*Task instructions*:
Count the lines below that contain the word "image". Give only the number.

*Available data*:
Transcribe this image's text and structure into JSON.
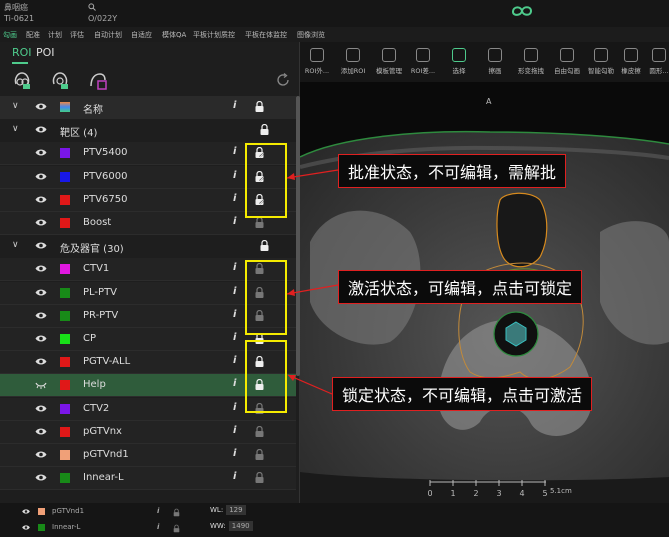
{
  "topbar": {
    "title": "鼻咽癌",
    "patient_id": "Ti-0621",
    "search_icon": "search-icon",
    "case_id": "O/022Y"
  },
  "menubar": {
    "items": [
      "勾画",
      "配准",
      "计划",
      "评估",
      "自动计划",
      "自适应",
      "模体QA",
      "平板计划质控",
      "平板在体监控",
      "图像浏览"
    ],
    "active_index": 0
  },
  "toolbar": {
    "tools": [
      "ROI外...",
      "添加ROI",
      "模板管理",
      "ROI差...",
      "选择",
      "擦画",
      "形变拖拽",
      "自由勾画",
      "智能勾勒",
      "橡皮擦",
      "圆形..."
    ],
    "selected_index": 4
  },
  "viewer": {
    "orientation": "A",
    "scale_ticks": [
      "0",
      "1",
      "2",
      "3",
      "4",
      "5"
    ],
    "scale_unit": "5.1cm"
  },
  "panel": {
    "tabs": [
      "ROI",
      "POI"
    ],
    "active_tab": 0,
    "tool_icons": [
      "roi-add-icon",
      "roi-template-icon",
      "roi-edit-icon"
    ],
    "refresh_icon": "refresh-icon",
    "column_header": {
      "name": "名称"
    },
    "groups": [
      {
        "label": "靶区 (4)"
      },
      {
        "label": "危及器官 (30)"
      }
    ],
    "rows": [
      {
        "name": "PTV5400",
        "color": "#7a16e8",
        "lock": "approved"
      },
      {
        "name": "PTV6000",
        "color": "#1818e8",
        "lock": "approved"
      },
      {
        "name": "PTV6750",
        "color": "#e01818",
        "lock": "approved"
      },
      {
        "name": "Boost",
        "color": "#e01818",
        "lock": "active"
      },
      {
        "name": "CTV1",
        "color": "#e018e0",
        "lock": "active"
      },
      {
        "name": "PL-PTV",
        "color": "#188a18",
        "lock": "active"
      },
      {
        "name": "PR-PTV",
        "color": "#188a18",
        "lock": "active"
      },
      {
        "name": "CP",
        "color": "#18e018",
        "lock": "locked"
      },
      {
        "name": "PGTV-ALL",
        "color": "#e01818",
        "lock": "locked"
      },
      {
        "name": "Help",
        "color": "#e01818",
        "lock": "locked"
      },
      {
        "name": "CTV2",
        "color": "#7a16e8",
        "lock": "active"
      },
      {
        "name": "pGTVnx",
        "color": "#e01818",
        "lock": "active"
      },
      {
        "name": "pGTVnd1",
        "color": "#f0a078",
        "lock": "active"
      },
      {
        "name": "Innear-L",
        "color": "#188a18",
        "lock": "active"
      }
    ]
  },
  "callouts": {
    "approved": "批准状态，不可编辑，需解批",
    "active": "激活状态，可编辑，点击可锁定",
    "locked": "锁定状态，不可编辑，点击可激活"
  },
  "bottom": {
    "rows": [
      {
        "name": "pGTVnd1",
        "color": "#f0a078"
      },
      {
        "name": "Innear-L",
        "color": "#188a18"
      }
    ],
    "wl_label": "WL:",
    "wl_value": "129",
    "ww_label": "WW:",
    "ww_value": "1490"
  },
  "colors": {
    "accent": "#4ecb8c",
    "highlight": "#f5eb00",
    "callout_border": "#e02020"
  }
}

---

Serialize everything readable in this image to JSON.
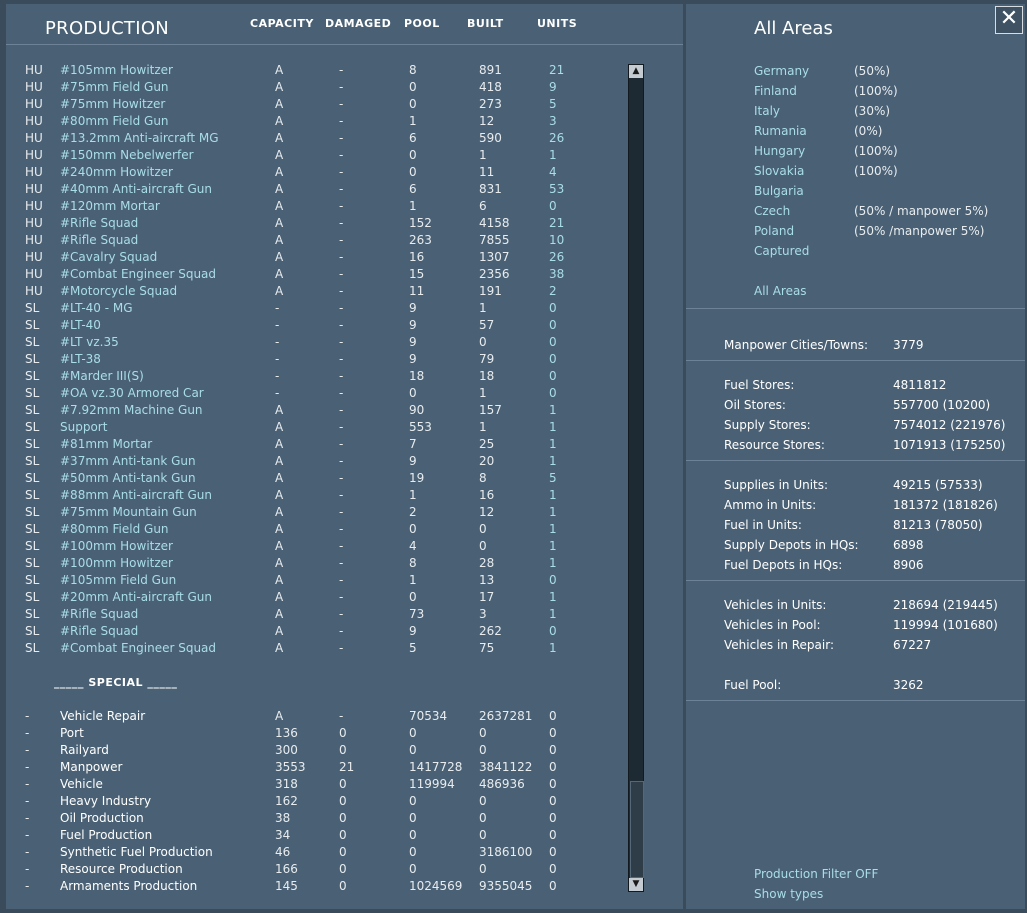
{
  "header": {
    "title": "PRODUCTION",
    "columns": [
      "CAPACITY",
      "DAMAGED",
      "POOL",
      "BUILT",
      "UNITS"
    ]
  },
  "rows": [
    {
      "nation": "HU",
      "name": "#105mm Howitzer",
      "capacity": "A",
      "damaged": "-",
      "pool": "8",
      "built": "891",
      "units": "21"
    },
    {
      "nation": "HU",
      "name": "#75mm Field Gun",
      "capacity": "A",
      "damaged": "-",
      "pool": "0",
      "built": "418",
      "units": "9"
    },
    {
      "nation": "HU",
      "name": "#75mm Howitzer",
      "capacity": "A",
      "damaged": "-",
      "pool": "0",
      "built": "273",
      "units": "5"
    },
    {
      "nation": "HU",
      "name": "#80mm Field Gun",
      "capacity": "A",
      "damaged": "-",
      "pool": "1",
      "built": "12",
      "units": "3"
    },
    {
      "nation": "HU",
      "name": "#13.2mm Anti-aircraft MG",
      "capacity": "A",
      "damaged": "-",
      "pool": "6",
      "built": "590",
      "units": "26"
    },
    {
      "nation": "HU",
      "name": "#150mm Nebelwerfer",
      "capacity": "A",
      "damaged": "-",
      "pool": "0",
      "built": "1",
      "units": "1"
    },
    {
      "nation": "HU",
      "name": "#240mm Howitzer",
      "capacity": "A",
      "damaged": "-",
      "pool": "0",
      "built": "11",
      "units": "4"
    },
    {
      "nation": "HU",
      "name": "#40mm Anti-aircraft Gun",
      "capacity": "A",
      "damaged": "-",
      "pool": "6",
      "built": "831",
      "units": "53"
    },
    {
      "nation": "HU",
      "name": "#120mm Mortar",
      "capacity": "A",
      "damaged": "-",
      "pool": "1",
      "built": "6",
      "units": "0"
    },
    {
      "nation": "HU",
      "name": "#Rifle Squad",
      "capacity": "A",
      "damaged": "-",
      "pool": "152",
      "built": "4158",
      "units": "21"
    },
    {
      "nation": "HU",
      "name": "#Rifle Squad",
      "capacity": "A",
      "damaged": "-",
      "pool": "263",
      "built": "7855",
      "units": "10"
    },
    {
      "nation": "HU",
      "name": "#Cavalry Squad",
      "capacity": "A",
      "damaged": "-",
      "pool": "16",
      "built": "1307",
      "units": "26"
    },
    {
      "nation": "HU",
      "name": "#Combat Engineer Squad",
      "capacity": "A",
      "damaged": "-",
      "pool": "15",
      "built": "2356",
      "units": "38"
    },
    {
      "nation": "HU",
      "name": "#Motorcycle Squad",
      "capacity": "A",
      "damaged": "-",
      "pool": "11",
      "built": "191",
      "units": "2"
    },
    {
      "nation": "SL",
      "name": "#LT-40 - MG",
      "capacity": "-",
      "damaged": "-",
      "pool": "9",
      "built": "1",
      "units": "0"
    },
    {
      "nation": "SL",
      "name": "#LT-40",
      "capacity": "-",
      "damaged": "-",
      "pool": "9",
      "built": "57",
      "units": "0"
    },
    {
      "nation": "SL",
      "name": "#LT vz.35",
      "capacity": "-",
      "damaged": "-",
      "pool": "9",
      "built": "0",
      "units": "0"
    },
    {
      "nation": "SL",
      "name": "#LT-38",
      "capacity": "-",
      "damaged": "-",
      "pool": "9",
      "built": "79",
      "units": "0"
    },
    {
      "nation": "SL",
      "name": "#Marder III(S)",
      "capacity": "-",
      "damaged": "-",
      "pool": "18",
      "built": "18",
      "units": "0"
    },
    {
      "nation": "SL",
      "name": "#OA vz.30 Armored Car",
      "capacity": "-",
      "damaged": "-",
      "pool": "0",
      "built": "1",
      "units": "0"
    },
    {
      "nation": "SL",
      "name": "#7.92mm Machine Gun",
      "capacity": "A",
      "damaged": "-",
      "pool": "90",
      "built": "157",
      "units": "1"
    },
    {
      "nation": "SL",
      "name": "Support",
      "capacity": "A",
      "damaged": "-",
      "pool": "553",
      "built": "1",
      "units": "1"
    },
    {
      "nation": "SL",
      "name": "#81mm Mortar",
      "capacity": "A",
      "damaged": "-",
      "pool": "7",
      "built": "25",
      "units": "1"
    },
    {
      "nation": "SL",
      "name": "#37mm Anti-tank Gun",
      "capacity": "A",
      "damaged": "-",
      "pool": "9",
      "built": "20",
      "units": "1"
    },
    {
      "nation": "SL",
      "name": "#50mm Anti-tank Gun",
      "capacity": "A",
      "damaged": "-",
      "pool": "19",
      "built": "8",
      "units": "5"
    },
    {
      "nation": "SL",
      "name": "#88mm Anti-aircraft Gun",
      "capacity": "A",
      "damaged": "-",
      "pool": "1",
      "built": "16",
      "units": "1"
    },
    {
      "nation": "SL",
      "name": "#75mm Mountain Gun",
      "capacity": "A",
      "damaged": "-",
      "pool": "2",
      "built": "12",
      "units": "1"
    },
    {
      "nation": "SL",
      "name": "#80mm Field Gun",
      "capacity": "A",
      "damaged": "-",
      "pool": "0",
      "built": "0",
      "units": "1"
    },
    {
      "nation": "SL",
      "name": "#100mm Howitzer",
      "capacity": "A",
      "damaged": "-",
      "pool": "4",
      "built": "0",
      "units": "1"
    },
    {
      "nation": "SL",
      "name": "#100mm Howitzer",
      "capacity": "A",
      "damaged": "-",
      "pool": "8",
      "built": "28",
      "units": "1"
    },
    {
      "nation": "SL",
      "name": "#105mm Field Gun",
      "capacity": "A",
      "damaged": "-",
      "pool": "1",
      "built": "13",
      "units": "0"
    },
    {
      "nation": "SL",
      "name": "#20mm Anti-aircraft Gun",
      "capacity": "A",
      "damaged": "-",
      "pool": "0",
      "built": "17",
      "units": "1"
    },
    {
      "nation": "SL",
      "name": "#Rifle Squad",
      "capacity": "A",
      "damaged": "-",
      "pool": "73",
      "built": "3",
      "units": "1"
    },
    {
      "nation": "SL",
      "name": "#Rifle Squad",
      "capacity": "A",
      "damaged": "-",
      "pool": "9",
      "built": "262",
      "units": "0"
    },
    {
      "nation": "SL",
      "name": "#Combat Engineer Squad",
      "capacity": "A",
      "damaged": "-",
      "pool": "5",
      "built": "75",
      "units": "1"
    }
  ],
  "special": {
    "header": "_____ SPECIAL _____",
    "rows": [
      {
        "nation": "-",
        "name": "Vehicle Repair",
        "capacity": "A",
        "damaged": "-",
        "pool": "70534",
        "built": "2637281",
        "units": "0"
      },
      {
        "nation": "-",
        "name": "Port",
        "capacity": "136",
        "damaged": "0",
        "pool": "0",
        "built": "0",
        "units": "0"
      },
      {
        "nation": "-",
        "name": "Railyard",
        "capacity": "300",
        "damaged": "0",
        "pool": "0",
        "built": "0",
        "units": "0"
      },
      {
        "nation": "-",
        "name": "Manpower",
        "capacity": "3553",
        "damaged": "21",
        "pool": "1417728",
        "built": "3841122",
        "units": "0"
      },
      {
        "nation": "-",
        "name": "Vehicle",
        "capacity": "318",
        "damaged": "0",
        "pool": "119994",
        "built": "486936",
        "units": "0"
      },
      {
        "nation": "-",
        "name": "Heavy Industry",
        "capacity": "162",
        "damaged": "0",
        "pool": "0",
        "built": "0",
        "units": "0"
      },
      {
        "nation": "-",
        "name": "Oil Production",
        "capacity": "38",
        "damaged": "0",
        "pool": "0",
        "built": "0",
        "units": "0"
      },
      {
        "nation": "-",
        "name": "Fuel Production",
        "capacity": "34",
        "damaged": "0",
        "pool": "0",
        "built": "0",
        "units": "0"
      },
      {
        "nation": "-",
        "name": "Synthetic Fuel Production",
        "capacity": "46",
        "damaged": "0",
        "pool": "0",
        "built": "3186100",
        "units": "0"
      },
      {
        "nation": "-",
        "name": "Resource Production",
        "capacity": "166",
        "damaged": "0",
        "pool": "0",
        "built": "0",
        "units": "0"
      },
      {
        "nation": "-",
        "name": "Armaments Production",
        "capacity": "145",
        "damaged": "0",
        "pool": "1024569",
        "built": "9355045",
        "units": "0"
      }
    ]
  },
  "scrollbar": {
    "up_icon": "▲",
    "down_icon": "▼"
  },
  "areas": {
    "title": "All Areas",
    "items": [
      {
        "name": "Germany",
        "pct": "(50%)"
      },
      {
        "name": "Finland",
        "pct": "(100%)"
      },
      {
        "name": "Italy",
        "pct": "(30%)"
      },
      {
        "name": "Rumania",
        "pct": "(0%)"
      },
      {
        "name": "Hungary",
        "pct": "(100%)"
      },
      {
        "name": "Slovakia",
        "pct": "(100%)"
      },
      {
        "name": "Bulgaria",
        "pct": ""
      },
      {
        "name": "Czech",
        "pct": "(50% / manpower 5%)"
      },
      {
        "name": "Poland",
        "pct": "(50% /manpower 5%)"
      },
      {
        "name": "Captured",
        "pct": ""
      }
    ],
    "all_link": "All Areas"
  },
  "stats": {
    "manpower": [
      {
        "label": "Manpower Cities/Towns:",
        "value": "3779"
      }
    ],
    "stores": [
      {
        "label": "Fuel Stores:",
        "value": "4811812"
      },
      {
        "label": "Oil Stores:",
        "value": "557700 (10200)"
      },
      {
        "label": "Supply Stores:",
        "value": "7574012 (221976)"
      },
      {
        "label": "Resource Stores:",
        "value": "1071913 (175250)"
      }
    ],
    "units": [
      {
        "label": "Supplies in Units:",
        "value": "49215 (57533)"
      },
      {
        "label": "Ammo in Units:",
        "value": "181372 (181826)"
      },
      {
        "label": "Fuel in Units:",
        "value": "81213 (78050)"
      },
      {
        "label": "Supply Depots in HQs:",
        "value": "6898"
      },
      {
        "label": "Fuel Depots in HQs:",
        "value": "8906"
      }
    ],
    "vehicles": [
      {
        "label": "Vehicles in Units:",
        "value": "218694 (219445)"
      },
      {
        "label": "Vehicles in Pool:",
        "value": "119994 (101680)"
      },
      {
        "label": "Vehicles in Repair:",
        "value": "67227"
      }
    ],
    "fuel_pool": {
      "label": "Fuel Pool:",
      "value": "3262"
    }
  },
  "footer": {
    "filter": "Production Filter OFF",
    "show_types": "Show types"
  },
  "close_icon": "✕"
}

*Output below*:
2